> Direction
Type out the records that follow, exactly as given.

> Dataset entries
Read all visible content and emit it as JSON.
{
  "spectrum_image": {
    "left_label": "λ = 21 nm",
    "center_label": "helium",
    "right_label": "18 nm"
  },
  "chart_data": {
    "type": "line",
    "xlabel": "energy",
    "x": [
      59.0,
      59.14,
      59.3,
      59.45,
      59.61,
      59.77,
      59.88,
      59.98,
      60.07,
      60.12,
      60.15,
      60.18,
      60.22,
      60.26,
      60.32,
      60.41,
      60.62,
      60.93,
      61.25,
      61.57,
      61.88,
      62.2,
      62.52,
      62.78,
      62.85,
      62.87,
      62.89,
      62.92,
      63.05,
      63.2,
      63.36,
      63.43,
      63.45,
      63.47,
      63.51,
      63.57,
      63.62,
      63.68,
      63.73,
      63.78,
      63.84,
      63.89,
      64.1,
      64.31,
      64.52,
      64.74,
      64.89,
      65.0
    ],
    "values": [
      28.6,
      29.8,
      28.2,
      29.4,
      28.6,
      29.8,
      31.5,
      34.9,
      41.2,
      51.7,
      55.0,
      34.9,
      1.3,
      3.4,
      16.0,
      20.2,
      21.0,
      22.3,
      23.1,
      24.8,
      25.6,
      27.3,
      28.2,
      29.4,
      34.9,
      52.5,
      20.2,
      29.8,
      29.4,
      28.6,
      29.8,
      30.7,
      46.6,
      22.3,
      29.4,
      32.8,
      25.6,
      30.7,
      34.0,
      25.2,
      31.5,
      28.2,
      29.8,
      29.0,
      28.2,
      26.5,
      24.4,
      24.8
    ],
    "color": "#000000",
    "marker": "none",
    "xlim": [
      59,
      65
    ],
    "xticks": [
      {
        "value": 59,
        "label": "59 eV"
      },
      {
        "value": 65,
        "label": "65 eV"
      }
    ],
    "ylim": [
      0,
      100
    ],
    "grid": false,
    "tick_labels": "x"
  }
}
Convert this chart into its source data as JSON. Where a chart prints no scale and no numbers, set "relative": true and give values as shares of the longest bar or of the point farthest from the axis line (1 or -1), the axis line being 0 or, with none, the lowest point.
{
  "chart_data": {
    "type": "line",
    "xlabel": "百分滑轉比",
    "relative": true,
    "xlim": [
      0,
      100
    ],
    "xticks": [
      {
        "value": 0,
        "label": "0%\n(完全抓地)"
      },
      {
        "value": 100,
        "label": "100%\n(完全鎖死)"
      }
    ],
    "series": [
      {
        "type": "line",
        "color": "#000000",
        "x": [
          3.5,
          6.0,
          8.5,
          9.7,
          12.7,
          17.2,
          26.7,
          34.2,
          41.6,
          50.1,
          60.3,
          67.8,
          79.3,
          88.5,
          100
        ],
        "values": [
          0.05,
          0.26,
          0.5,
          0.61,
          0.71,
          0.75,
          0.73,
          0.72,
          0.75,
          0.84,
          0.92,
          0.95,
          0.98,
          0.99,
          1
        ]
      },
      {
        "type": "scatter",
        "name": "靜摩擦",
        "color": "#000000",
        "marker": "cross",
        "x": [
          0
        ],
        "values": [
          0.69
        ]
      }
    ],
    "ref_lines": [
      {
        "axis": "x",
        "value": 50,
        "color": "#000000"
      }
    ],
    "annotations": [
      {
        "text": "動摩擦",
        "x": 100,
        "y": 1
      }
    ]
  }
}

> Answer to this problem
Read all visible content and emit it as JSON.
{
  "spectrum_image": {
    "left_label": "λ = 21 nm",
    "center_label": "helium",
    "right_label": "18 nm"
  },
  "chart_data": {
    "type": "line",
    "xlabel": "energy",
    "x": [
      59.0,
      59.14,
      59.3,
      59.45,
      59.61,
      59.77,
      59.88,
      59.98,
      60.07,
      60.12,
      60.15,
      60.18,
      60.22,
      60.26,
      60.32,
      60.41,
      60.62,
      60.93,
      61.25,
      61.57,
      61.88,
      62.2,
      62.52,
      62.78,
      62.85,
      62.87,
      62.89,
      62.92,
      63.05,
      63.2,
      63.36,
      63.43,
      63.45,
      63.47,
      63.51,
      63.57,
      63.62,
      63.68,
      63.73,
      63.78,
      63.84,
      63.89,
      64.1,
      64.31,
      64.52,
      64.74,
      64.89,
      65.0
    ],
    "values": [
      28.6,
      29.8,
      28.2,
      29.4,
      28.6,
      29.8,
      31.5,
      34.9,
      41.2,
      51.7,
      55.0,
      34.9,
      1.3,
      3.4,
      16.0,
      20.2,
      21.0,
      22.3,
      23.1,
      24.8,
      25.6,
      27.3,
      28.2,
      29.4,
      34.9,
      52.5,
      20.2,
      29.8,
      29.4,
      28.6,
      29.8,
      30.7,
      46.6,
      22.3,
      29.4,
      32.8,
      25.6,
      30.7,
      34.0,
      25.2,
      31.5,
      28.2,
      29.8,
      29.0,
      28.2,
      26.5,
      24.4,
      24.8
    ],
    "color": "#000000",
    "marker": "none",
    "xlim": [
      59,
      65
    ],
    "xticks": [
      {
        "value": 59,
        "label": "59 eV"
      },
      {
        "value": 65,
        "label": "65 eV"
      }
    ],
    "ylim": [
      0,
      100
    ],
    "grid": false,
    "tick_labels": "x"
  }
}
Convert this chart into its source data as JSON. Where a chart prints no scale and no numbers, set "relative": true and give values as shares of the longest bar or of the point farthest from the axis line (1 or -1), the axis line being 0 or, with none, the lowest point.
{
  "chart_data": {
    "type": "line",
    "xlabel": "百分滑轉比",
    "relative": true,
    "xlim": [
      0,
      100
    ],
    "xticks": [
      {
        "value": 0,
        "label": "0%\n(完全抓地)"
      },
      {
        "value": 100,
        "label": "100%\n(完全鎖死)"
      }
    ],
    "series": [
      {
        "type": "line",
        "color": "#000000",
        "x": [
          3.5,
          6.0,
          8.5,
          9.7,
          12.7,
          17.2,
          26.7,
          34.2,
          41.6,
          50.1,
          60.3,
          67.8,
          79.3,
          88.5,
          100
        ],
        "values": [
          0.05,
          0.26,
          0.5,
          0.61,
          0.71,
          0.75,
          0.73,
          0.72,
          0.75,
          0.84,
          0.92,
          0.95,
          0.98,
          0.99,
          1
        ]
      },
      {
        "type": "scatter",
        "name": "靜摩擦",
        "color": "#000000",
        "marker": "cross",
        "x": [
          0
        ],
        "values": [
          0.69
        ]
      }
    ],
    "ref_lines": [
      {
        "axis": "x",
        "value": 50,
        "color": "#000000"
      }
    ],
    "annotations": [
      {
        "text": "動摩擦",
        "x": 100,
        "y": 1
      }
    ]
  }
}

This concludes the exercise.